Problem: Images are excluded; otherwise, output every record exactly.

··· Record set

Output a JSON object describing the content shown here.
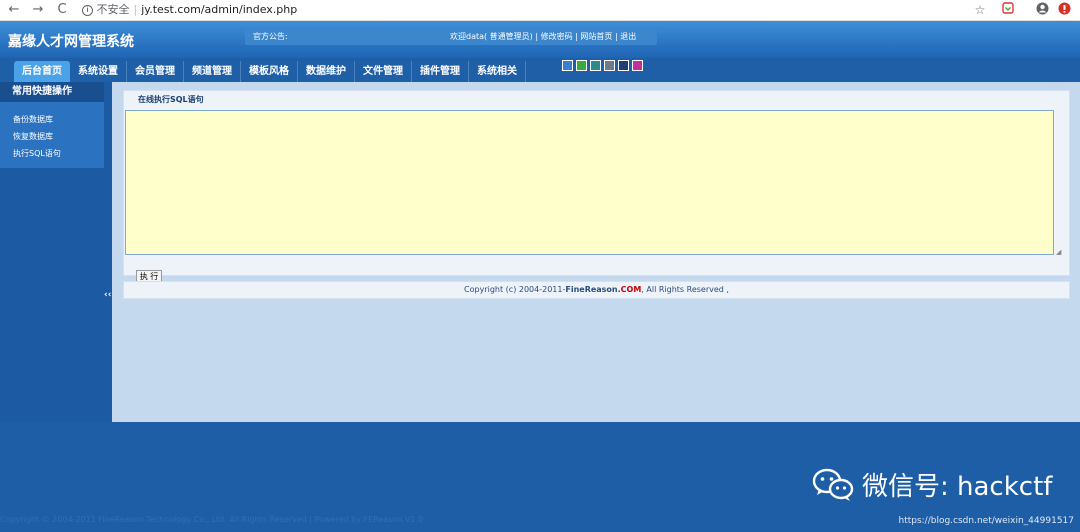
{
  "browser": {
    "back_icon": "←",
    "forward_icon": "→",
    "reload_icon": "C",
    "security_label": "不安全",
    "url": "jy.test.com/admin/index.php"
  },
  "header": {
    "site_title": "嘉缘人才网管理系统",
    "notice_label": "官方公告:",
    "welcome": "欢迎data( 普通管理员)",
    "change_password": "修改密码",
    "site_home": "网站首页",
    "logout": "退出",
    "divider": "|"
  },
  "nav": {
    "tabs": [
      "后台首页",
      "系统设置",
      "会员管理",
      "频道管理",
      "模板风格",
      "数据维护",
      "文件管理",
      "插件管理",
      "系统相关"
    ],
    "swatch_colors": [
      "#3a7ed0",
      "#3aaa3a",
      "#2c8c8c",
      "#6c7a89",
      "#1f3f7a",
      "#c0309a"
    ]
  },
  "sidebar": {
    "heading": "常用快捷操作",
    "items": [
      "备份数据库",
      "恢复数据库",
      "执行SQL语句"
    ],
    "collapse_icon": "‹‹"
  },
  "panel": {
    "title": "在线执行SQL语句",
    "sql_value": "",
    "execute_label": "执 行"
  },
  "copyright": {
    "prefix": "Copyright (c) 2004-2011-",
    "brand": "FineReason",
    "dotcom": ".COM",
    "suffix": ", All Rights Reserved ,"
  },
  "footer": {
    "bottom_copyright": "Copyright © 2004-2011 FineReason Technology Co., Ltd. All Rights Reserved | Powered by FEReason V1.0",
    "wechat_text": "微信号: hackctf",
    "csdn_url": "https://blog.csdn.net/weixin_44991517"
  },
  "colors": {
    "header_top": "#3f8fd8",
    "nav_bg": "#1f5fa8",
    "active_tab": "#4aa3e8",
    "main_bg": "#c5d9ee",
    "textarea_bg": "#ffffcc",
    "brand_com": "#cc0000"
  }
}
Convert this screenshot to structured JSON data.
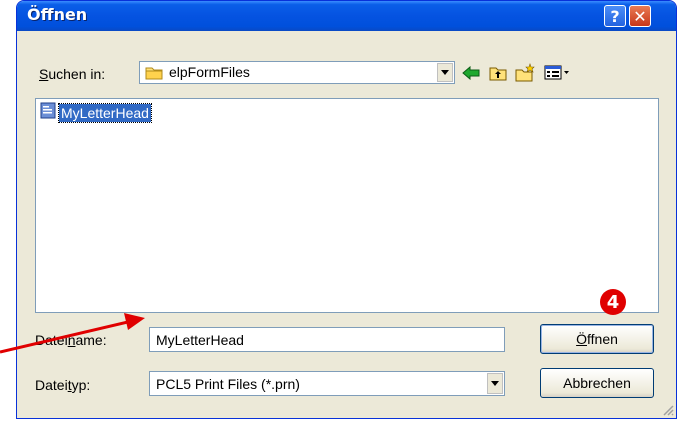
{
  "window": {
    "title": "Öffnen",
    "help_glyph": "?",
    "close_glyph": "✕"
  },
  "lookin": {
    "label_pre": "",
    "label_accel": "S",
    "label_post": "uchen in:",
    "value": "elpFormFiles"
  },
  "toolbar": {
    "icons": [
      "back-arrow-icon",
      "up-folder-icon",
      "new-folder-icon",
      "view-menu-icon"
    ]
  },
  "files": [
    {
      "name": "MyLetterHead",
      "icon": "document-icon",
      "selected": true
    }
  ],
  "filename": {
    "label_pre": "Datei",
    "label_accel": "n",
    "label_post": "ame:",
    "value": "MyLetterHead"
  },
  "filetype": {
    "label_pre": "Datei",
    "label_accel": "t",
    "label_post": "yp:",
    "value": "PCL5 Print Files (*.prn)"
  },
  "buttons": {
    "open_accel": "Ö",
    "open_post": "ffnen",
    "cancel": "Abbrechen"
  },
  "annotation": {
    "badge": "4",
    "arrow_color": "#e00000"
  },
  "colors": {
    "titlebar": "#0553e1",
    "selection": "#316ac5",
    "dialog_bg": "#ece9d8"
  }
}
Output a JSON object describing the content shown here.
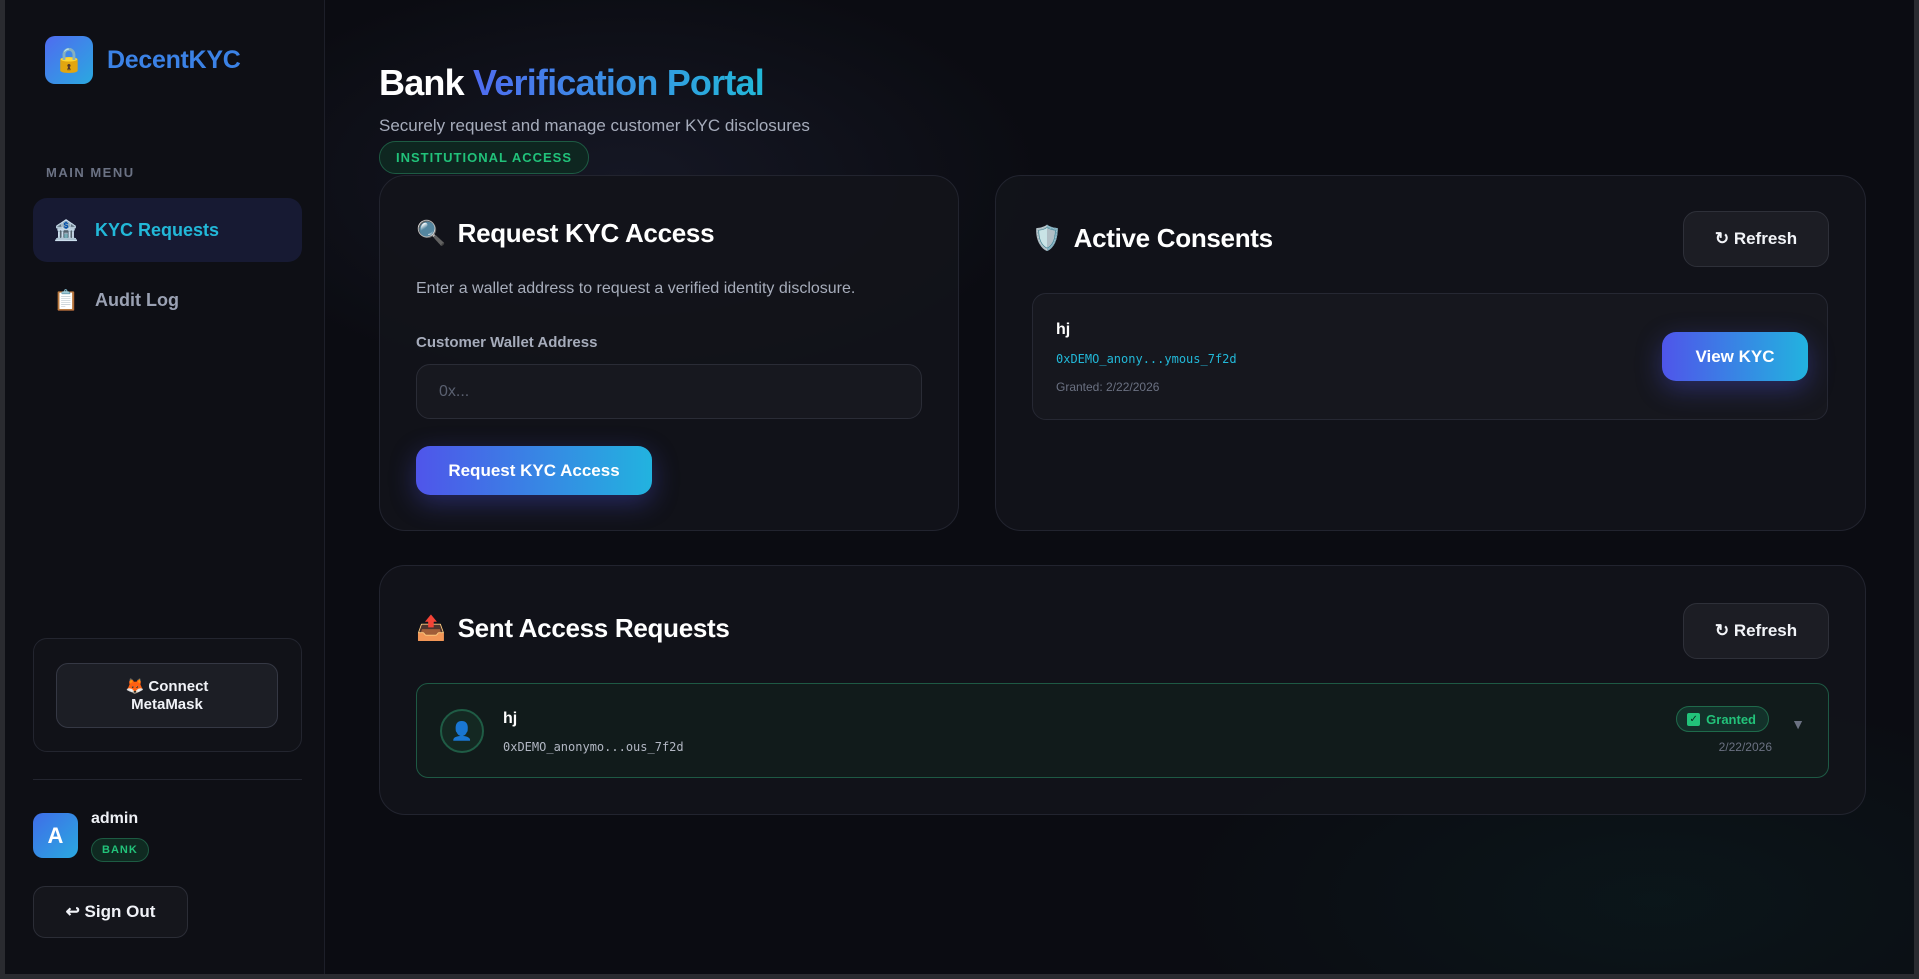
{
  "app": {
    "brand": "DecentKYC",
    "brand_icon": "lock-icon"
  },
  "sidebar": {
    "menu_title": "MAIN MENU",
    "items": [
      {
        "label": "KYC Requests",
        "icon": "bank-icon",
        "glyph": "🏦",
        "active": true
      },
      {
        "label": "Audit Log",
        "icon": "clipboard-icon",
        "glyph": "📋",
        "active": false
      }
    ],
    "connect_label_line1": "🦊 Connect",
    "connect_label_line2": "MetaMask",
    "user": {
      "initial": "A",
      "name": "admin",
      "role": "BANK"
    },
    "signout_label": "↩ Sign Out"
  },
  "header": {
    "title_plain": "Bank",
    "title_accent": "Verification Portal",
    "subtitle": "Securely request and manage customer KYC disclosures",
    "badge": "INSTITUTIONAL ACCESS"
  },
  "request_card": {
    "title": "Request KYC Access",
    "icon_glyph": "🔍",
    "description": "Enter a wallet address to request a verified identity disclosure.",
    "field_label": "Customer Wallet Address",
    "placeholder": "0x...",
    "value": "",
    "button_label": "Request KYC Access"
  },
  "consents_card": {
    "title": "Active Consents",
    "icon_glyph": "🛡️",
    "refresh_label": "↻ Refresh",
    "items": [
      {
        "name": "hj",
        "address": "0xDEMO_anony...ymous_7f2d",
        "granted": "Granted: 2/22/2026",
        "button_label": "View KYC"
      }
    ]
  },
  "sent_card": {
    "title": "Sent Access Requests",
    "icon_glyph": "📤",
    "refresh_label": "↻ Refresh",
    "items": [
      {
        "avatar_glyph": "👤",
        "name": "hj",
        "address": "0xDEMO_anonymo...ous_7f2d",
        "status": "Granted",
        "date": "2/22/2026"
      }
    ]
  },
  "colors": {
    "accent_blue": "#4f6bf0",
    "accent_cyan": "#22b8d8",
    "success": "#22c37a"
  }
}
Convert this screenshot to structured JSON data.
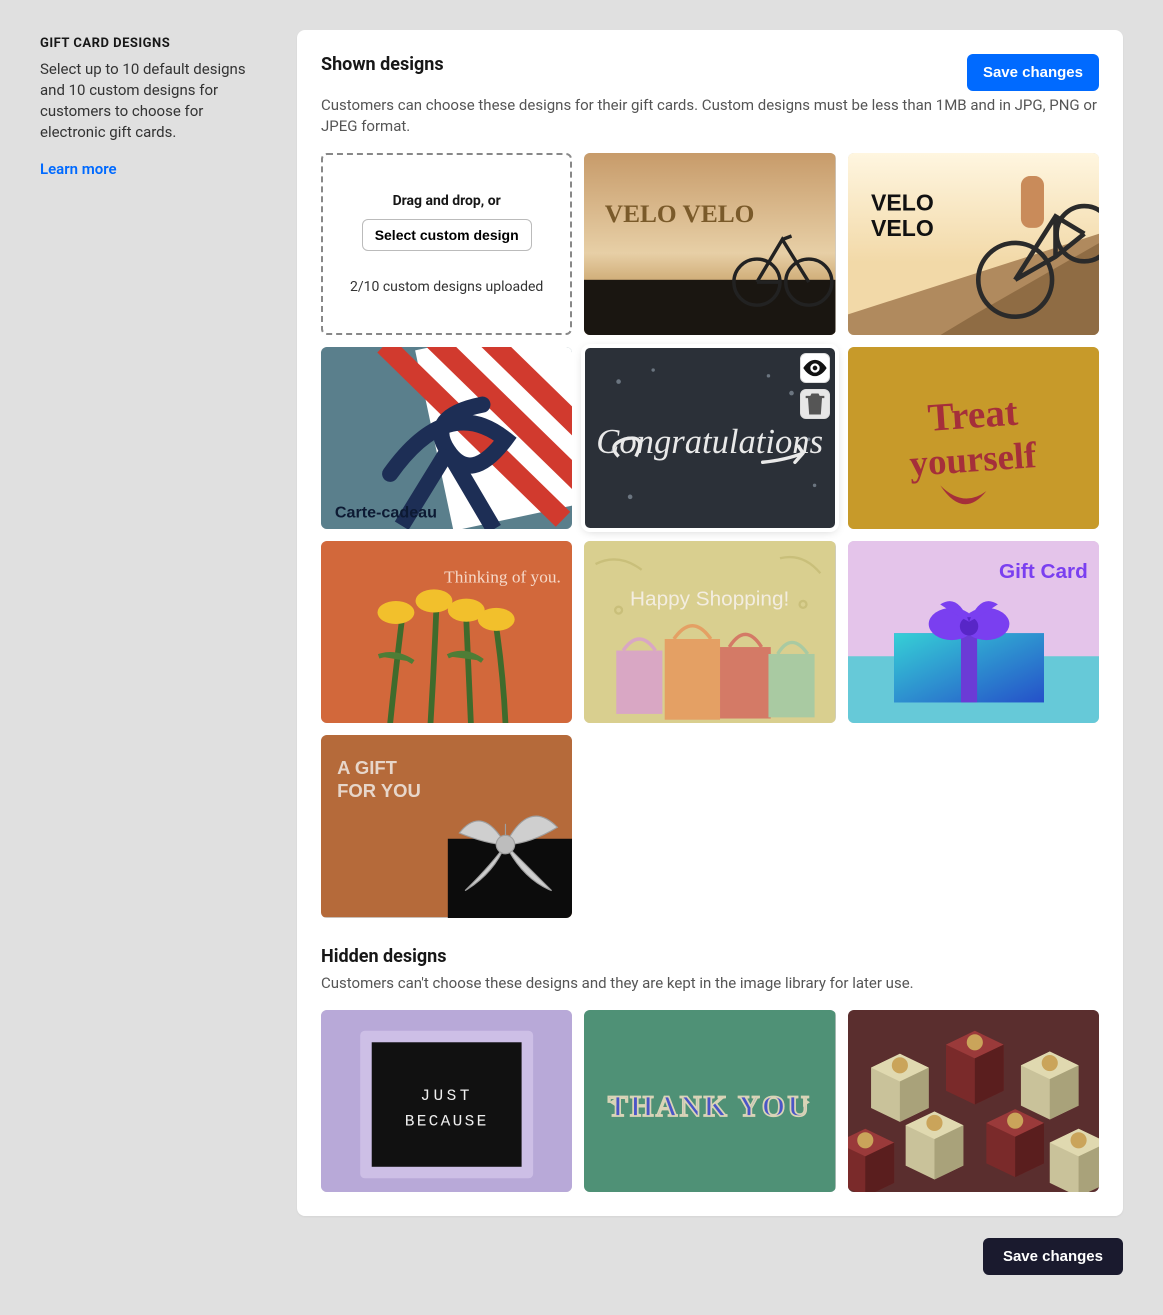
{
  "sidebar": {
    "title": "GIFT CARD DESIGNS",
    "description": "Select up to 10 default designs and 10 custom designs for customers to choose for electronic gift cards.",
    "learn_more": "Learn more"
  },
  "shown": {
    "title": "Shown designs",
    "description": "Customers can choose these designs for their gift cards. Custom designs must be less than 1MB and in JPG, PNG or JPEG format.",
    "save_button": "Save changes",
    "upload": {
      "drag_label": "Drag and drop, or",
      "button": "Select custom design",
      "count": "2/10 custom designs uploaded"
    },
    "cards": {
      "velo1": "VELO VELO",
      "velo2": "VELO VELO",
      "carte": "Carte-cadeau",
      "congrats": "Congratulations",
      "treat": "Treat yourself",
      "thinking": "Thinking of you.",
      "happy": "Happy Shopping!",
      "giftcard": "Gift Card",
      "giftforyou": "A GIFT FOR YOU"
    }
  },
  "hidden": {
    "title": "Hidden designs",
    "description": "Customers can't choose these designs and they are kept in the image library for later use.",
    "cards": {
      "just": "JUST BECAUSE",
      "thankyou": "THANK YOU"
    }
  },
  "footer": {
    "save_button": "Save changes"
  }
}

······

Response:
Output a JSON object describing the content shown here.
{
  "browser": {
    "back_icon": "←",
    "forward_icon": "→",
    "reload_icon": "C",
    "security_label": "不安全",
    "url": "jy.test.com/admin/index.php"
  },
  "header": {
    "site_title": "嘉缘人才网管理系统",
    "notice_label": "官方公告:",
    "welcome": "欢迎data( 普通管理员)",
    "change_password": "修改密码",
    "site_home": "网站首页",
    "logout": "退出",
    "divider": "|"
  },
  "nav": {
    "tabs": [
      "后台首页",
      "系统设置",
      "会员管理",
      "频道管理",
      "模板风格",
      "数据维护",
      "文件管理",
      "插件管理",
      "系统相关"
    ],
    "swatch_colors": [
      "#3a7ed0",
      "#3aaa3a",
      "#2c8c8c",
      "#6c7a89",
      "#1f3f7a",
      "#c0309a"
    ]
  },
  "sidebar": {
    "heading": "常用快捷操作",
    "items": [
      "备份数据库",
      "恢复数据库",
      "执行SQL语句"
    ],
    "collapse_icon": "‹‹"
  },
  "panel": {
    "title": "在线执行SQL语句",
    "sql_value": "",
    "execute_label": "执 行"
  },
  "copyright": {
    "prefix": "Copyright (c) 2004-2011-",
    "brand": "FineReason",
    "dotcom": ".COM",
    "suffix": ", All Rights Reserved ,"
  },
  "footer": {
    "bottom_copyright": "Copyright © 2004-2011 FineReason Technology Co., Ltd. All Rights Reserved | Powered by FEReason V1.0",
    "wechat_text": "微信号: hackctf",
    "csdn_url": "https://blog.csdn.net/weixin_44991517"
  },
  "colors": {
    "header_top": "#3f8fd8",
    "nav_bg": "#1f5fa8",
    "active_tab": "#4aa3e8",
    "main_bg": "#c5d9ee",
    "textarea_bg": "#ffffcc",
    "brand_com": "#cc0000"
  }
}
Convert this screenshot to structured JSON data.
{
  "window": {
    "title": "Öffnen",
    "help_glyph": "?",
    "close_glyph": "✕"
  },
  "lookin": {
    "label_pre": "",
    "label_accel": "S",
    "label_post": "uchen in:",
    "value": "elpFormFiles"
  },
  "toolbar": {
    "icons": [
      "back-arrow-icon",
      "up-folder-icon",
      "new-folder-icon",
      "view-menu-icon"
    ]
  },
  "files": [
    {
      "name": "MyLetterHead",
      "icon": "document-icon",
      "selected": true
    }
  ],
  "filename": {
    "label_pre": "Datei",
    "label_accel": "n",
    "label_post": "ame:",
    "value": "MyLetterHead"
  },
  "filetype": {
    "label_pre": "Datei",
    "label_accel": "t",
    "label_post": "yp:",
    "value": "PCL5 Print Files (*.prn)"
  },
  "buttons": {
    "open_accel": "Ö",
    "open_post": "ffnen",
    "cancel": "Abbrechen"
  },
  "annotation": {
    "badge": "4",
    "arrow_color": "#e00000"
  },
  "colors": {
    "titlebar": "#0553e1",
    "selection": "#316ac5",
    "dialog_bg": "#ece9d8"
  }
}
Output a JSON object describing the content shown here.
{
  "app": {
    "brand": "DecentKYC",
    "brand_icon": "lock-icon"
  },
  "sidebar": {
    "menu_title": "MAIN MENU",
    "items": [
      {
        "label": "KYC Requests",
        "icon": "bank-icon",
        "glyph": "🏦",
        "active": true
      },
      {
        "label": "Audit Log",
        "icon": "clipboard-icon",
        "glyph": "📋",
        "active": false
      }
    ],
    "connect_label_line1": "🦊 Connect",
    "connect_label_line2": "MetaMask",
    "user": {
      "initial": "A",
      "name": "admin",
      "role": "BANK"
    },
    "signout_label": "↩ Sign Out"
  },
  "header": {
    "title_plain": "Bank",
    "title_accent": "Verification Portal",
    "subtitle": "Securely request and manage customer KYC disclosures",
    "badge": "INSTITUTIONAL ACCESS"
  },
  "request_card": {
    "title": "Request KYC Access",
    "icon_glyph": "🔍",
    "description": "Enter a wallet address to request a verified identity disclosure.",
    "field_label": "Customer Wallet Address",
    "placeholder": "0x...",
    "value": "",
    "button_label": "Request KYC Access"
  },
  "consents_card": {
    "title": "Active Consents",
    "icon_glyph": "🛡️",
    "refresh_label": "↻ Refresh",
    "items": [
      {
        "name": "hj",
        "address": "0xDEMO_anony...ymous_7f2d",
        "granted": "Granted: 2/22/2026",
        "button_label": "View KYC"
      }
    ]
  },
  "sent_card": {
    "title": "Sent Access Requests",
    "icon_glyph": "📤",
    "refresh_label": "↻ Refresh",
    "items": [
      {
        "avatar_glyph": "👤",
        "name": "hj",
        "address": "0xDEMO_anonymo...ous_7f2d",
        "status": "Granted",
        "date": "2/22/2026"
      }
    ]
  },
  "colors": {
    "accent_blue": "#4f6bf0",
    "accent_cyan": "#22b8d8",
    "success": "#22c37a"
  }
}
Convert this screenshot to structured JSON data.
{
  "sidebar": {
    "title": "GIFT CARD DESIGNS",
    "description": "Select up to 10 default designs and 10 custom designs for customers to choose for electronic gift cards.",
    "learn_more": "Learn more"
  },
  "shown": {
    "title": "Shown designs",
    "description": "Customers can choose these designs for their gift cards. Custom designs must be less than 1MB and in JPG, PNG or JPEG format.",
    "save_button": "Save changes",
    "upload": {
      "drag_label": "Drag and drop, or",
      "button": "Select custom design",
      "count": "2/10 custom designs uploaded"
    },
    "cards": {
      "velo1": "VELO VELO",
      "velo2": "VELO VELO",
      "carte": "Carte-cadeau",
      "congrats": "Congratulations",
      "treat": "Treat yourself",
      "thinking": "Thinking of you.",
      "happy": "Happy Shopping!",
      "giftcard": "Gift Card",
      "giftforyou": "A GIFT FOR YOU"
    }
  },
  "hidden": {
    "title": "Hidden designs",
    "description": "Customers can't choose these designs and they are kept in the image library for later use.",
    "cards": {
      "just": "JUST BECAUSE",
      "thankyou": "THANK YOU"
    }
  },
  "footer": {
    "save_button": "Save changes"
  }
}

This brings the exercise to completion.